_ENUNCIADO A:_ ¿Puedes imprimir sin cambios las líneas de los registros que empiezan en la que contiene "text-line: 式：现金支付。 四、合作期限" y terminan al final de los registros, ambas incluidas?

_FRAGMENTO DEL DOCUMENTO:_
╭──

Por supuesto, casi una década después, nada parecido ha sucedido. “No avanza”, me dijo Cunard acerca de la propuesta de la Oficina de Derechos de Autor, “y no va a avanzar mucho ahora”. Muchas de las personas con las que hablé, y que estaban a favor del acuerdo, dijeron que los oponentes simplemente no eran prácticos: no parecían entender cómo funcionan las cosas en este mundo. “Pensaban que si no fuera por nosotros y esta demanda, había otro futuro en el que ellos podrían desbloquear todos estos libros, porque el Congreso iría a aprobar una ley o algo así. Y ese futuro… tan pronto como salió el acuerdo con Authors Guild, a nadie le importa una mierda todo esto”, me dijo Clancy.
 
Ciertamente parece improbable que alguien vaya a gastar su capital político —especialmente ahora—intentando cambiar el régimen de licencias de los libros, y mucho menos el de los libros viejos. “Esto no es lo suficientemente importante para que el Congreso adapte la ley de derechos intelectuales”, dijo Clancy. “Esto no va a hacer que alguien salga elegido. No va a crear un montón de empleos”. No es una coincidencia que una demanda colectiva contra Google resultara siendo quizá la única salida posible para este tipo de reforma: Google era el único con una iniciativa, y el dinero, para que esto sucediera. “Si quieres mirar todo esto de manera cruda”, me dijo Allan Adler, consejero interno de las editorial, “un actor corporativo con un gran bolsillo iba a pagar la cuenta por algo que todos querían ver”. Google volcó recursos en el Proyecto, no solo para escanear los libros sino para excavar, buscando y digitalizando viejos registros de derechos de autor, para negociar con autores y editoriales, para pagar la cuenta de un Registro de Derechos de Libros. Años después, la Oficina de Derechos de Autor no ha llegado a ningún lugar con una propuesta que recorre gran parte del mismo terreno, pero cuyos componentes individuales, todos y cada uno, tendrían que ser financiados con partidas presupuestales aprobadas por el Congreso.

╰──

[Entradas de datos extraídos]
╭──

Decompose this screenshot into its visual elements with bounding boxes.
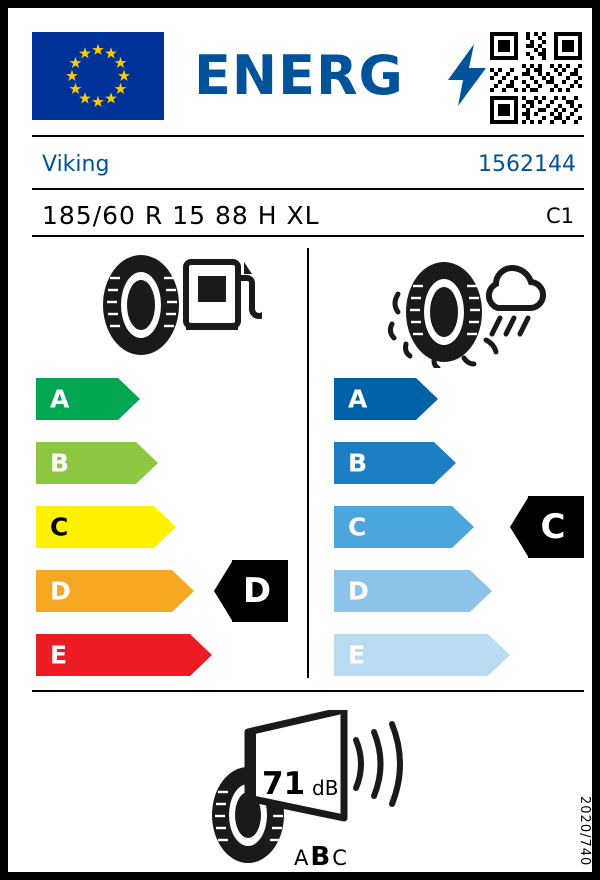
product-code: 1562144: [478, 152, 576, 177]
fuel-grade-d-letter: D: [50, 576, 71, 606]
fuel-grade-b-letter: B: [50, 448, 70, 478]
divider-vertical: [307, 248, 309, 678]
noise-class-row: [294, 842, 349, 872]
wet-grade-d-letter: D: [348, 576, 369, 606]
fuel-grade-e: [36, 634, 190, 676]
rain-cloud-icon: [489, 268, 543, 334]
eu-flag-stars: [32, 32, 164, 120]
wet-grade-d: [334, 570, 470, 612]
noise-unit: dB: [312, 776, 339, 800]
tyre-size: 185/60 R 15 88 H XL: [42, 201, 320, 230]
fuel-grade-c-letter: C: [50, 512, 69, 542]
wet-grade-b: [334, 442, 434, 484]
wet-grade-b-letter: B: [348, 448, 368, 478]
wet-grade-a-bar: [334, 378, 416, 420]
tyre-class: C1: [545, 204, 574, 228]
wet-grade-e: [334, 634, 488, 676]
divider-brand: [32, 188, 584, 190]
lightning-bolt-icon: [448, 44, 488, 106]
wet-grade-c: [334, 506, 452, 548]
noise-class-selected: B: [310, 842, 333, 872]
wet-grip-pictogram: [386, 248, 554, 372]
wet-grade-c-letter: C: [348, 512, 367, 542]
qr-code-icon: [490, 32, 582, 124]
fuel-grade-d: [36, 570, 172, 612]
eu-flag-icon: [32, 32, 164, 120]
sound-waves-icon: [356, 724, 400, 804]
page-title: ENERG: [194, 44, 404, 107]
regulation-reference: 2020/740: [577, 795, 592, 866]
wet-grade-a-letter: A: [348, 384, 368, 414]
fuel-pump-icon: [186, 262, 262, 330]
fuel-grade-c: [36, 506, 154, 548]
noise-class-c: C: [332, 846, 349, 870]
fuel-selected-grade: [214, 560, 288, 622]
wet-grade-a: [334, 378, 416, 420]
fuel-grade-a-bar: [36, 378, 118, 420]
fuel-grade-e-letter: E: [50, 640, 68, 670]
divider-size: [32, 235, 584, 237]
tyre-splash-icon: [390, 262, 496, 368]
fuel-grade-b: [36, 442, 136, 484]
wet-selected-grade-letter: C: [540, 507, 566, 547]
wet-selected-grade: [510, 496, 584, 558]
brand-name: Viking: [42, 152, 110, 177]
fuel-efficiency-pictogram: [94, 248, 262, 362]
fuel-grade-a: [36, 378, 118, 420]
noise-value: 71: [262, 766, 306, 802]
noise-class-a: A: [294, 846, 311, 870]
divider-noise: [32, 690, 584, 692]
wet-grade-e-letter: E: [348, 640, 366, 670]
label-inner: [16, 16, 600, 880]
fuel-selected-grade-letter: D: [242, 571, 272, 611]
divider-header: [32, 135, 584, 137]
tyre-icon: [103, 255, 179, 355]
fuel-grade-a-letter: A: [50, 384, 70, 414]
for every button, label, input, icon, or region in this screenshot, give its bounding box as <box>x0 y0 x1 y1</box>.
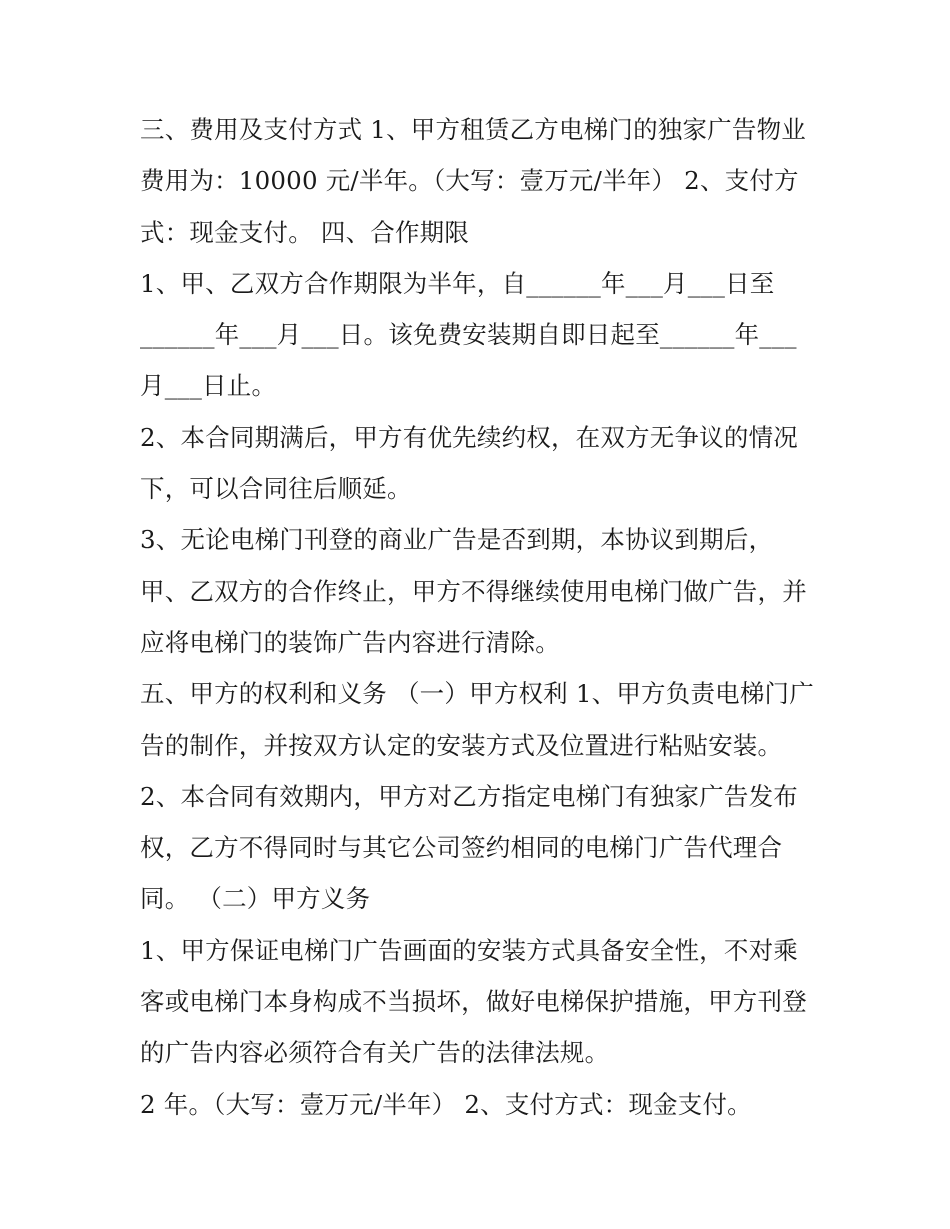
text-line: 式：现金支付。 四、合作期限 <box>140 217 470 247</box>
contract-text-body <box>140 104 820 1130</box>
text-line: 的广告内容必须符合有关广告的法律法规。 <box>140 1038 610 1068</box>
text-line: 应将电梯门的装饰广告内容进行清除。 <box>140 627 560 657</box>
text-line: 2、本合同有效期内，甲方对乙方指定电梯门有独家广告发布 <box>140 781 798 811</box>
text-line: 费用为：10000 元/半年。（大写：壹万元/半年） 2、支付方 <box>140 166 799 196</box>
text-line: 客或电梯门本身构成不当损坏，做好电梯保护措施，甲方刊登 <box>140 987 807 1017</box>
text-line: ______年___月___日。该免费安装期自即日起至______年___ <box>140 320 797 350</box>
text-line: 3、无论电梯门刊登的商业广告是否到期，本协议到期后， <box>140 525 774 555</box>
text-line: 三、费用及支付方式 1、甲方租赁乙方电梯门的独家广告物业 <box>140 115 806 144</box>
text-line: 下，可以合同往后顺延。 <box>140 474 412 504</box>
text-line: 月___日止。 <box>140 371 277 401</box>
text-line: 权，乙方不得同时与其它公司签约相同的电梯门广告代理合 <box>140 833 783 863</box>
text-line: 2 年。（大写：壹万元/半年） 2、支付方式：现金支付。 <box>140 1089 752 1119</box>
text-line: 告的制作，并按双方认定的安装方式及位置进行粘贴安装。 <box>140 730 783 760</box>
text-line: 同。 （二）甲方义务 <box>140 884 371 914</box>
text-line: 五、甲方的权利和义务 （一）甲方权利 1、甲方负责电梯门广 <box>140 679 814 709</box>
text-line: 甲、乙双方的合作终止，甲方不得继续使用电梯门做广告，并 <box>140 576 807 606</box>
text-line: 2、本合同期满后，甲方有优先续约权，在双方无争议的情况 <box>140 422 798 452</box>
text-line: 1、甲方保证电梯门广告画面的安装方式具备安全性，不对乘 <box>140 935 798 965</box>
text-line: 1、甲、乙双方合作期限为半年，自______年___月___日至 <box>140 268 775 298</box>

╰──

_ENUNCIADO B:_
¿Concuerdan con el fragmento las afirmaciones siguientes? Contesta sí o no a cada una y cita literalmente las palabras del fragmento que lo deciden.
(i) Cunard afirmó que la propuesta de la Oficina de Derechos de Autor no avanza.
(ii) Clancy sostuvo que el asunto era lo bastante importante como para que el Congreso adaptara la ley.
(iii) Google dedicó recursos a buscar y digitalizar viejos registros de derechos de autor.

_RESPUESTA CORRECTA A:_
text-line: 式：现金支付。 四、合作期限 <box>140 217 470 247</box>
contract-text-body <box>140 104 820 1130</box>
text-line: 的广告内容必须符合有关广告的法律法规。 <box>140 1038 610 1068</box>
text-line: 应将电梯门的装饰广告内容进行清除。 <box>140 627 560 657</box>
text-line: 2、本合同有效期内，甲方对乙方指定电梯门有独家广告发布 <box>140 781 798 811</box>
text-line: 费用为：10000 元/半年。（大写：壹万元/半年） 2、支付方 <box>140 166 799 196</box>
text-line: 客或电梯门本身构成不当损坏，做好电梯保护措施，甲方刊登 <box>140 987 807 1017</box>
text-line: ______年___月___日。该免费安装期自即日起至______年___ <box>140 320 797 350</box>
text-line: 3、无论电梯门刊登的商业广告是否到期，本协议到期后， <box>140 525 774 555</box>
text-line: 三、费用及支付方式 1、甲方租赁乙方电梯门的独家广告物业 <box>140 115 806 144</box>
text-line: 下，可以合同往后顺延。 <box>140 474 412 504</box>
text-line: 月___日止。 <box>140 371 277 401</box>
text-line: 权，乙方不得同时与其它公司签约相同的电梯门广告代理合 <box>140 833 783 863</box>
text-line: 2 年。（大写：壹万元/半年） 2、支付方式：现金支付。 <box>140 1089 752 1119</box>
text-line: 告的制作，并按双方认定的安装方式及位置进行粘贴安装。 <box>140 730 783 760</box>
text-line: 同。 （二）甲方义务 <box>140 884 371 914</box>
text-line: 五、甲方的权利和义务 （一）甲方权利 1、甲方负责电梯门广 <box>140 679 814 709</box>
text-line: 甲、乙双方的合作终止，甲方不得继续使用电梯门做广告，并 <box>140 576 807 606</box>
text-line: 2、本合同期满后，甲方有优先续约权，在双方无争议的情况 <box>140 422 798 452</box>
text-line: 1、甲方保证电梯门广告画面的安装方式具备安全性，不对乘 <box>140 935 798 965</box>
text-line: 1、甲、乙双方合作期限为半年，自______年___月___日至 <box>140 268 775 298</box>

_RESPUESTA CORRECTA B:_
(i) Sí: “No avanza”.
(ii) No: “Esto no es lo suficientemente importante para que el Congreso adapte la ley de derechos intelectuales”.
(iii) Sí: “buscando y digitalizando viejos registros de derechos de autor”.